Records that describe figures

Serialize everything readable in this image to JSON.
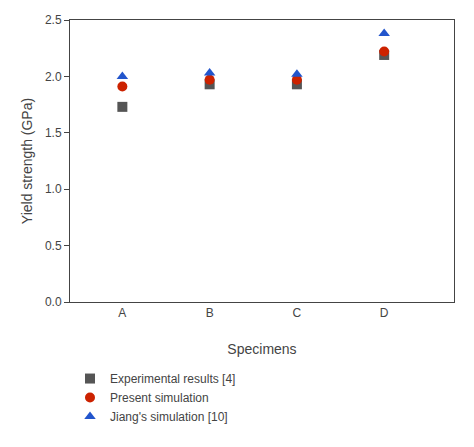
{
  "chart_data": {
    "type": "scatter",
    "categories": [
      "A",
      "B",
      "C",
      "D"
    ],
    "series": [
      {
        "name": "Experimental results [4]",
        "color": "#555555",
        "marker": "square",
        "values": [
          1.73,
          1.93,
          1.93,
          2.19
        ]
      },
      {
        "name": "Present simulation",
        "color": "#cc2200",
        "marker": "circle",
        "values": [
          1.91,
          1.97,
          1.97,
          2.22
        ]
      },
      {
        "name": "Jiang's simulation [10]",
        "color": "#2255cc",
        "marker": "triangle-up",
        "values": [
          2.0,
          2.03,
          2.02,
          2.38
        ]
      }
    ],
    "x_label": "Specimens",
    "y_label": "Yield strength (GPa)",
    "ylim": [
      0.0,
      2.5
    ],
    "yticks": [
      {
        "value": 0.0,
        "label": "0.0"
      },
      0.5,
      {
        "value": 1.0,
        "label": "1.0"
      },
      1.5,
      {
        "value": 2.0,
        "label": "2.0"
      },
      2.5
    ],
    "grid": false,
    "legend": "bottom"
  }
}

▸ **To do**: Give only the number of lines in the records that include the word "color".

▸ **Problem solution**: 3